▸ **Written problem**
Report how many lines in the listing below include the word "title". Write nothing besides the number.

--- Start Excerpted data ---

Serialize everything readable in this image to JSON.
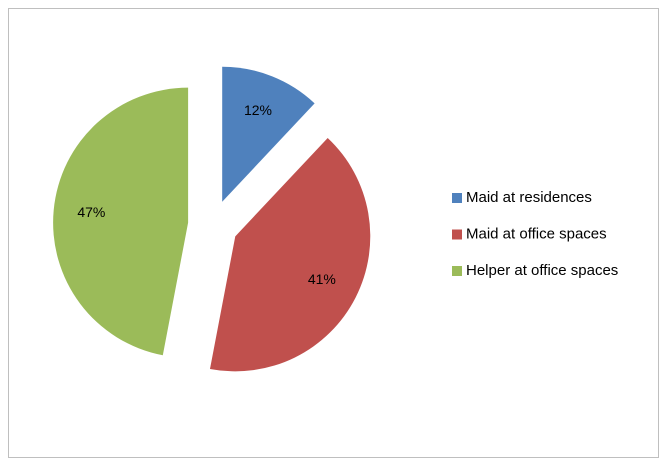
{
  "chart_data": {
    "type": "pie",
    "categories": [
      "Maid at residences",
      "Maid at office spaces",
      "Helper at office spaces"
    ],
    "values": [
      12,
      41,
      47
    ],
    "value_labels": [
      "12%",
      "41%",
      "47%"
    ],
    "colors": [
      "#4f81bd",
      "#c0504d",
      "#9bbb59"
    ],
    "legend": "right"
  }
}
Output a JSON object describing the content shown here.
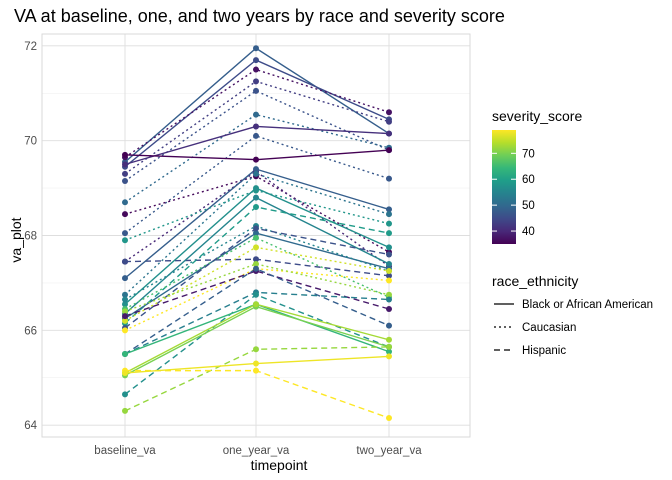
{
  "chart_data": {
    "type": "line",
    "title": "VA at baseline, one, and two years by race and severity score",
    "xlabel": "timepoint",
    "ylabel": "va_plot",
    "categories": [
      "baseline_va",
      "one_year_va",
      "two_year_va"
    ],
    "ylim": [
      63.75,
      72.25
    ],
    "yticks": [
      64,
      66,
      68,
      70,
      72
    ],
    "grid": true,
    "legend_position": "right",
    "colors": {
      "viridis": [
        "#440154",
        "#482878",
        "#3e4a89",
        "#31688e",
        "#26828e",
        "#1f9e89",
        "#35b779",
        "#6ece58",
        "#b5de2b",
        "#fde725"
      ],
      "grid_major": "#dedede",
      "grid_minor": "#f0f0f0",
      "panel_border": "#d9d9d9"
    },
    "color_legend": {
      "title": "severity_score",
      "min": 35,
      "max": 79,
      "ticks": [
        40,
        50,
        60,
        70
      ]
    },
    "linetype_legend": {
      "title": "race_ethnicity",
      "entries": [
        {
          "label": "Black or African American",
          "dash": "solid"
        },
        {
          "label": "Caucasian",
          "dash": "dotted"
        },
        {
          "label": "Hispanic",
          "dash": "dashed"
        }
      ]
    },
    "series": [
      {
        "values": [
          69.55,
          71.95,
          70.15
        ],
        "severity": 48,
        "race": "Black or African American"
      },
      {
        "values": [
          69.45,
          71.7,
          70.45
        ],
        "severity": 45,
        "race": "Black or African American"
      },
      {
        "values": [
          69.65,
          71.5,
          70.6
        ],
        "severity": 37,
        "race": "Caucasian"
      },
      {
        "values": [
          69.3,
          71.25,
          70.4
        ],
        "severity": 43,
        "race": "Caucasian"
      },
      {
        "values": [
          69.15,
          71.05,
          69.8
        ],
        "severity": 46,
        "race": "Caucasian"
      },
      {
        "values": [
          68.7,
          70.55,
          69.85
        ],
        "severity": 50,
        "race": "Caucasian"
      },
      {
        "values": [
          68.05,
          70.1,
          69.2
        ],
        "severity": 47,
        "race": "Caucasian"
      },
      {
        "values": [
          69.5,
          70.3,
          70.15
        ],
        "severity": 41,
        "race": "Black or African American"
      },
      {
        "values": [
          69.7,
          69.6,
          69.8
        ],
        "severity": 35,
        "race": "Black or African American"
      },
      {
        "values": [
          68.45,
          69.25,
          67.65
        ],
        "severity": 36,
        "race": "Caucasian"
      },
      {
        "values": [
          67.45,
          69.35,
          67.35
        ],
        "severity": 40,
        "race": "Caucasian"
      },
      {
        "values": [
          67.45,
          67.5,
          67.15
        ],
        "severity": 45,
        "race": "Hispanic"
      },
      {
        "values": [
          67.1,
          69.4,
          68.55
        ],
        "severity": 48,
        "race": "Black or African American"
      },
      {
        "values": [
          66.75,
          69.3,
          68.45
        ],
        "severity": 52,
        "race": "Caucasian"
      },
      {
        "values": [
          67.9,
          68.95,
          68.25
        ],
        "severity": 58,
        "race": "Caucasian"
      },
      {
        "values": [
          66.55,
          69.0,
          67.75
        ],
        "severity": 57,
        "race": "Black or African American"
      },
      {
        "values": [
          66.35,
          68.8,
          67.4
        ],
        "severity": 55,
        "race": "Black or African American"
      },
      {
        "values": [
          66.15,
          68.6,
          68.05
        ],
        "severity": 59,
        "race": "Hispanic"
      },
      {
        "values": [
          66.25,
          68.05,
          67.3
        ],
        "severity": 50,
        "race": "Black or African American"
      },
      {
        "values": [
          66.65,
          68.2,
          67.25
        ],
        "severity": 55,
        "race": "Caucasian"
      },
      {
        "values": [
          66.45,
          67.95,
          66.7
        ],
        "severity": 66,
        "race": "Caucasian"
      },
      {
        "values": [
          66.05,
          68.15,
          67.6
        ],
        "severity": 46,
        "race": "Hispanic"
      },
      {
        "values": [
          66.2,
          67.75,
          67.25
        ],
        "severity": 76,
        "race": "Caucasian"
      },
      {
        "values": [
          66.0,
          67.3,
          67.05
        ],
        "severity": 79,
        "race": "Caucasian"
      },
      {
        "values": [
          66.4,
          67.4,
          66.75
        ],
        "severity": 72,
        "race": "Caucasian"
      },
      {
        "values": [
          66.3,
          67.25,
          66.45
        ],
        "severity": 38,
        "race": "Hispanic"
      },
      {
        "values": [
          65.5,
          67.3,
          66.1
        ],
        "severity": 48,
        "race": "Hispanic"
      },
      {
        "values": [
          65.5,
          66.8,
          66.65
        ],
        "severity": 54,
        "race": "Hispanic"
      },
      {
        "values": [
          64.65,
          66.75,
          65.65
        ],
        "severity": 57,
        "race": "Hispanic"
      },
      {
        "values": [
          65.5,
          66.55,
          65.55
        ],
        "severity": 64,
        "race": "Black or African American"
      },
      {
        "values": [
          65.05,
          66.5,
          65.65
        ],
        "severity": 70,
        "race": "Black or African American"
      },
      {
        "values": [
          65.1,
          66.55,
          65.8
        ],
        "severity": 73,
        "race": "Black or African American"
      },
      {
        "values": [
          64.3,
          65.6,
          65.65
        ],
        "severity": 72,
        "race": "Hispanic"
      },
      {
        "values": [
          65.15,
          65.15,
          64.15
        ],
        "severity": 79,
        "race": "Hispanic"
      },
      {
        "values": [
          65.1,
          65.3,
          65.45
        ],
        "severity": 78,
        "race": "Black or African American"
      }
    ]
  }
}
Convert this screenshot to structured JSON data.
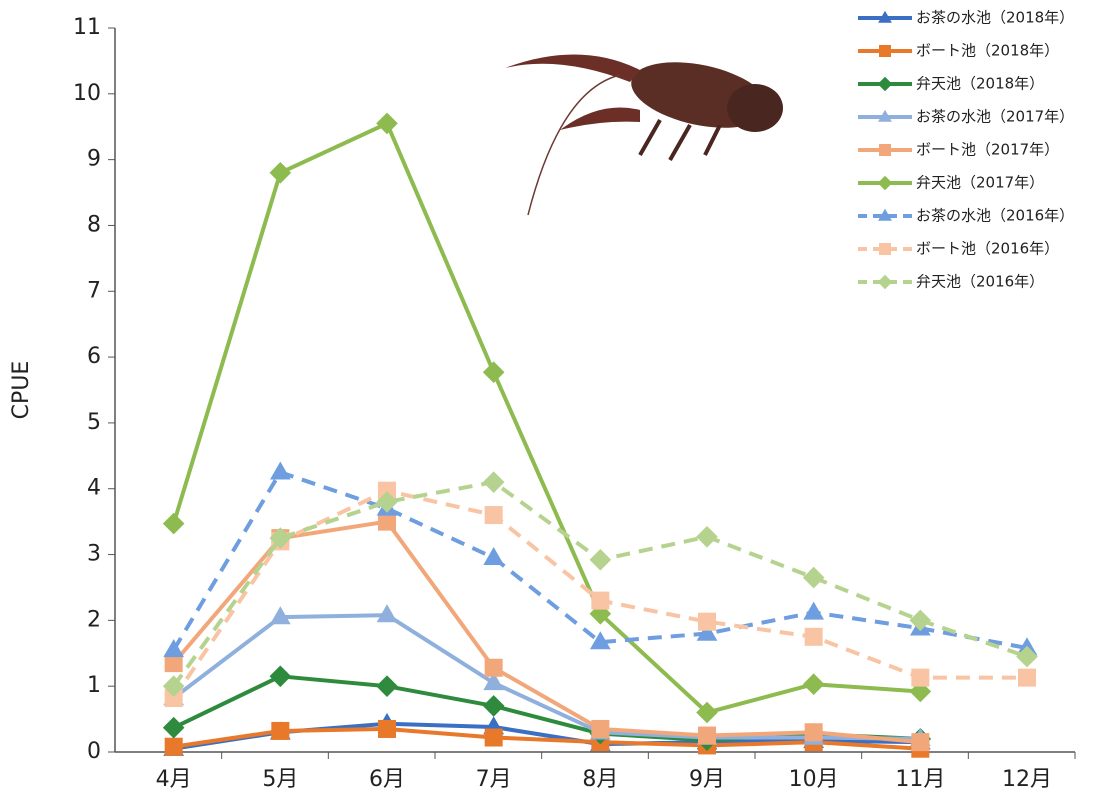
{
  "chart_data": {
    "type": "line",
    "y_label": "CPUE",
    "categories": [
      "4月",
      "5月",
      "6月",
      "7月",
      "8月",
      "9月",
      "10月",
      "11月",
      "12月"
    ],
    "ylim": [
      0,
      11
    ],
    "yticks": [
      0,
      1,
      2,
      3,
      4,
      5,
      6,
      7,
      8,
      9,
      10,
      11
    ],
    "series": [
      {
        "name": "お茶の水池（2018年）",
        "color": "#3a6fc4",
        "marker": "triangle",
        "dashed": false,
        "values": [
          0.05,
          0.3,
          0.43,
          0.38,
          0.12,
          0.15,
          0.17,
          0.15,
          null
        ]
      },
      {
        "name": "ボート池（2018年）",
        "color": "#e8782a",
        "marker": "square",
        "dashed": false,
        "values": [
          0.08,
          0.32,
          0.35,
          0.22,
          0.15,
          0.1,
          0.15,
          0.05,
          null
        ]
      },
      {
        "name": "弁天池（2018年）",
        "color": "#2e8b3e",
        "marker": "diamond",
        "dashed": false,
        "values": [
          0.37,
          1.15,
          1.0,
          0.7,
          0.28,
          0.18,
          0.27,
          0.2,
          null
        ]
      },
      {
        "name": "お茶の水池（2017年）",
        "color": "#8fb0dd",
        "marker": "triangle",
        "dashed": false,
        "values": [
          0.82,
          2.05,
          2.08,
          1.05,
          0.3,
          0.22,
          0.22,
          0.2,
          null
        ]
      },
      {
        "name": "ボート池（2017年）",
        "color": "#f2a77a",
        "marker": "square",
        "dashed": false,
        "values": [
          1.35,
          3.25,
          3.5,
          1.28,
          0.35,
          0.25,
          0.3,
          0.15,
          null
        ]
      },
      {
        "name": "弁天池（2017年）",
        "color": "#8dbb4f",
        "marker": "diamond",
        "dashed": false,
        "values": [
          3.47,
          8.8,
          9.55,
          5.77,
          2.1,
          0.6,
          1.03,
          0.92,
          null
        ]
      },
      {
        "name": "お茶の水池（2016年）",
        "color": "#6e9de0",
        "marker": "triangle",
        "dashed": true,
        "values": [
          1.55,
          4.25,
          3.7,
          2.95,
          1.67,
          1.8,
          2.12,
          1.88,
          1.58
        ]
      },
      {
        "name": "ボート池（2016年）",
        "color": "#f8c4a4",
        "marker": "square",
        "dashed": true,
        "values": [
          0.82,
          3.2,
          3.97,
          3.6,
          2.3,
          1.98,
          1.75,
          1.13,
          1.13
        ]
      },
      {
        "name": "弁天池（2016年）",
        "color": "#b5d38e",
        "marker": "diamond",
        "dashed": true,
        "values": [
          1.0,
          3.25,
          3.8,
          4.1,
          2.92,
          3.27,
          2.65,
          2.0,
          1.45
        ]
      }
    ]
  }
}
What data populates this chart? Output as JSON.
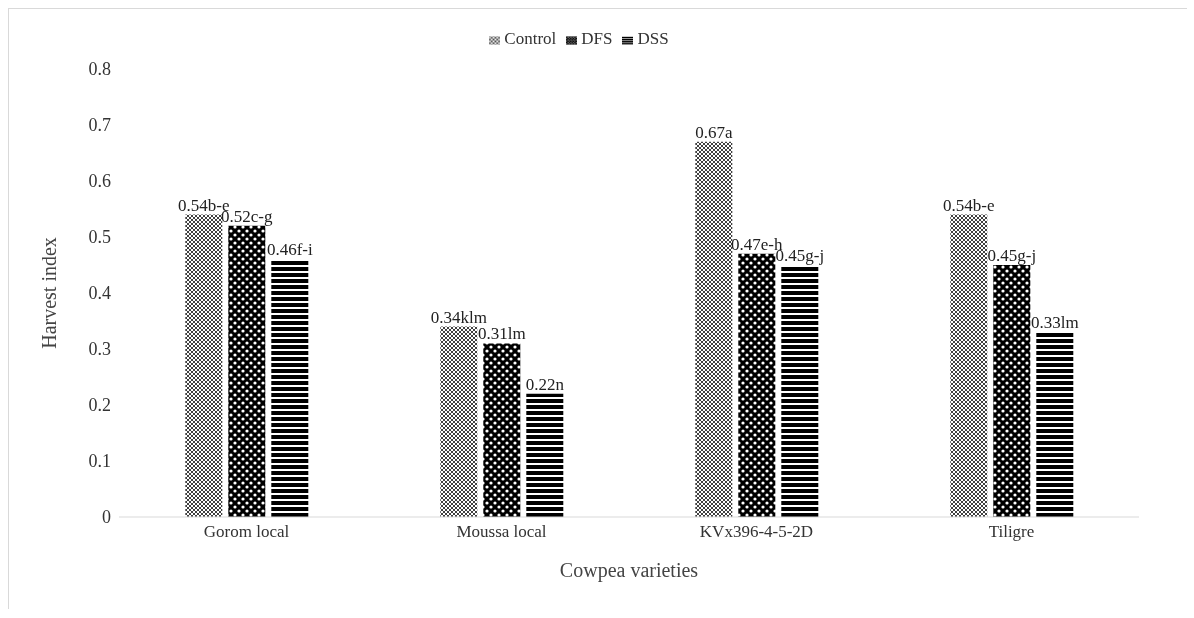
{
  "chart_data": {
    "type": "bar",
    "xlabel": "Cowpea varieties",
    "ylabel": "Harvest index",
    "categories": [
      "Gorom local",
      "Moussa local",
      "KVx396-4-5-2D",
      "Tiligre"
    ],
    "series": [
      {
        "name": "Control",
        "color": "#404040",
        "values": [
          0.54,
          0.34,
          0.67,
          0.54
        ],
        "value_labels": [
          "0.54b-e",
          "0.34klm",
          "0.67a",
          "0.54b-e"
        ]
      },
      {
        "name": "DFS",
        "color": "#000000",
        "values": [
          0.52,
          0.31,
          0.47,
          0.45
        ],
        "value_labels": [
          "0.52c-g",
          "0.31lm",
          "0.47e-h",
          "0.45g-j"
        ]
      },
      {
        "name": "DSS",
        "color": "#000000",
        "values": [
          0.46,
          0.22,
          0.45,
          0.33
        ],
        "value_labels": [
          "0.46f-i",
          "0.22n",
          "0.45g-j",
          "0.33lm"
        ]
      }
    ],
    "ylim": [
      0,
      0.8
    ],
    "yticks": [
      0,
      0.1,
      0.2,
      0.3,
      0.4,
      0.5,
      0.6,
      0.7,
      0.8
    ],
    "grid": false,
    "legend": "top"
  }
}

--- End Excerpted data ---

▸ **Written answer**
3